_RECORDED DATA:_
▶

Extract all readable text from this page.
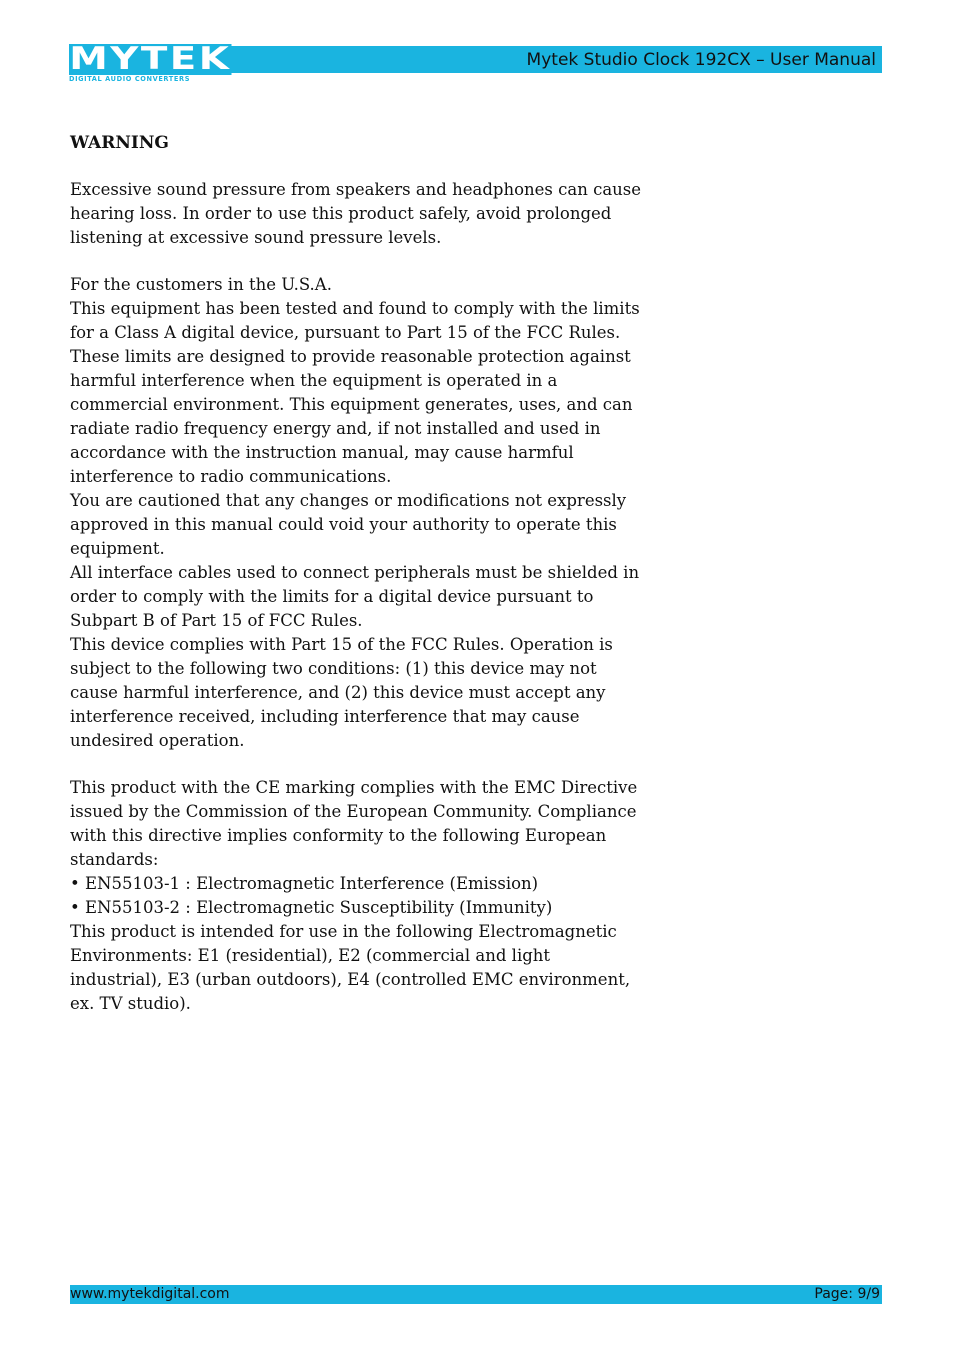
Mytek Studio Clock 192CX – User Manual
MYTEK
DIGITAL AUDIO CONVERTERS
WARNING

Excessive sound pressure from speakers and headphones can cause hearing loss. In order to use this product safely, avoid prolonged listening at excessive sound pressure levels.

For the customers in the U.S.A.

This equipment has been tested and found to comply with the limits for a Class A digital device, pursuant to Part 15 of the FCC Rules. These limits are designed to provide reasonable protection against harmful interference when the equipment is operated in a commercial environment. This equipment generates, uses, and can radiate radio frequency energy and, if not installed and used in accordance with the instruction manual, may cause harmful interference to radio communications.

You are cautioned that any changes or modifications not expressly approved in this manual could void your authority to operate this equipment.

All interface cables used to connect peripherals must be shielded in order to comply with the limits for a digital device pursuant to Subpart B of Part 15 of FCC Rules.

This device complies with Part 15 of the FCC Rules. Operation is subject to the following two conditions: (1) this device may not cause harmful interference, and (2) this device must accept any interference received, including interference that may cause undesired operation.

This product with the CE marking complies with the EMC Directive issued by the Commission of the European Community. Compliance with this directive implies conformity to the following European standards:

• EN55103-1 : Electromagnetic Interference (Emission)

• EN55103-2 : Electromagnetic Susceptibility (Immunity)

This product is intended for use in the following Electromagnetic Environments: E1 (residential), E2 (commercial and light industrial), E3 (urban outdoors), E4 (controlled EMC environment, ex. TV studio).

www.mytekdigital.com	Page: 9/9
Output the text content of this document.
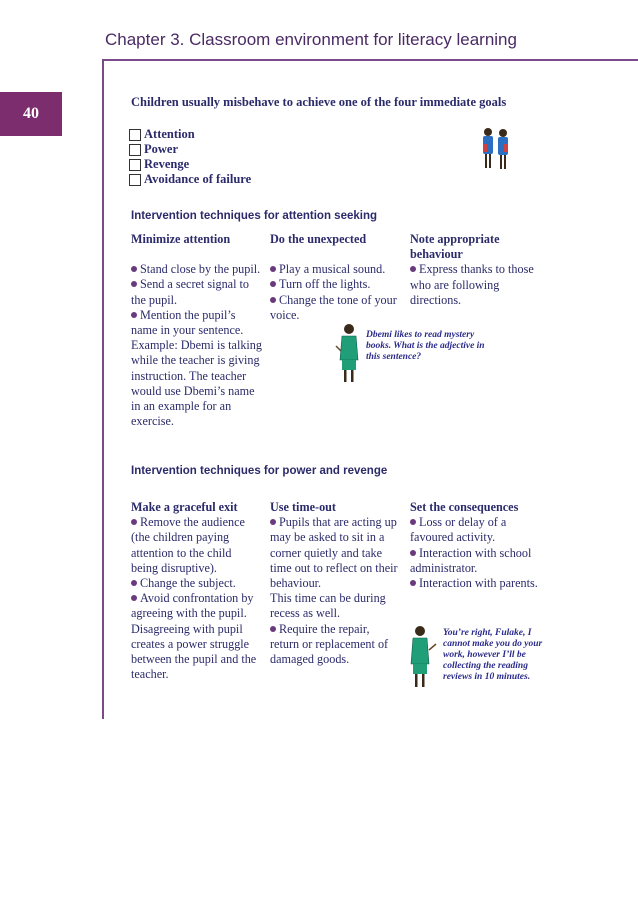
Chapter 3. Classroom environment for literacy learning
40
Children usually misbehave to achieve one of the four immediate goals
Attention
Power
Revenge
Avoidance of failure
Intervention techniques for attention seeking
Minimize attention

Stand close by the pupil.

Send a secret signal to the pupil.

Mention the pupil’s name in your sentence. Example: Dbemi is talking while the teacher is giving instruction. The teacher would use Dbemi’s name in an example for an exercise.

Do the unexpected

Play a musical sound.

Turn off the lights.

Change the tone of your voice.

Note appropriate behaviour

Express thanks to those who are following directions.

Dbemi likes to read mystery books. What is the adjective in this sentence?
Intervention techniques for power and revenge
Make a graceful exit

Remove the audience (the children paying attention to the child being disruptive).

Change the subject.

Avoid confrontation by agreeing with the pupil.

Disagreeing with pupil creates a power struggle between the pupil and the teacher.

Use time-out

Pupils that are acting up may be asked to sit in a corner quietly and take time out to reflect on their behaviour.

This time can be during recess as well.

Require the repair, return or replacement of damaged goods.

Set the consequences

Loss or delay of a favoured activity.

Interaction with school administrator.

Interaction with parents.

You’re right, Fulake, I cannot make you do your work, however I’ll be collecting the reading reviews in 10 minutes.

◀

Restate each entry word for word, leaving out any pictures.

Extract all readable text from this page.
Mytek Studio Clock 192CX – User Manual
MYTEK
DIGITAL AUDIO CONVERTERS
WARNING

Excessive sound pressure from speakers and headphones can cause hearing loss. In order to use this product safely, avoid prolonged listening at excessive sound pressure levels.

For the customers in the U.S.A.

This equipment has been tested and found to comply with the limits for a Class A digital device, pursuant to Part 15 of the FCC Rules. These limits are designed to provide reasonable protection against harmful interference when the equipment is operated in a commercial environment. This equipment generates, uses, and can radiate radio frequency energy and, if not installed and used in accordance with the instruction manual, may cause harmful interference to radio communications.

You are cautioned that any changes or modifications not expressly approved in this manual could void your authority to operate this equipment.

All interface cables used to connect peripherals must be shielded in order to comply with the limits for a digital device pursuant to Subpart B of Part 15 of FCC Rules.

This device complies with Part 15 of the FCC Rules. Operation is subject to the following two conditions: (1) this device may not cause harmful interference, and (2) this device must accept any interference received, including interference that may cause undesired operation.

This product with the CE marking complies with the EMC Directive issued by the Commission of the European Community. Compliance with this directive implies conformity to the following European standards:

• EN55103-1 : Electromagnetic Interference (Emission)

• EN55103-2 : Electromagnetic Susceptibility (Immunity)

This product is intended for use in the following Electromagnetic Environments: E1 (residential), E2 (commercial and light industrial), E3 (urban outdoors), E4 (controlled EMC environment, ex. TV studio).

www.mytekdigital.com	Page: 9/9
Output the text content of this document.
Chapter 3. Classroom environment for literacy learning
40
Children usually misbehave to achieve one of the four immediate goals
Attention
Power
Revenge
Avoidance of failure
Intervention techniques for attention seeking
Minimize attention

Stand close by the pupil.

Send a secret signal to the pupil.

Mention the pupil’s name in your sentence. Example: Dbemi is talking while the teacher is giving instruction. The teacher would use Dbemi’s name in an example for an exercise.

Do the unexpected

Play a musical sound.

Turn off the lights.

Change the tone of your voice.

Note appropriate behaviour

Express thanks to those who are following directions.

Dbemi likes to read mystery books. What is the adjective in this sentence?
Intervention techniques for power and revenge
Make a graceful exit

Remove the audience (the children paying attention to the child being disruptive).

Change the subject.

Avoid confrontation by agreeing with the pupil.

Disagreeing with pupil creates a power struggle between the pupil and the teacher.

Use time-out

Pupils that are acting up may be asked to sit in a corner quietly and take time out to reflect on their behaviour.

This time can be during recess as well.

Require the repair, return or replacement of damaged goods.

Set the consequences

Loss or delay of a favoured activity.

Interaction with school administrator.

Interaction with parents.

You’re right, Fulake, I cannot make you do your work, however I’ll be collecting the reading reviews in 10 minutes.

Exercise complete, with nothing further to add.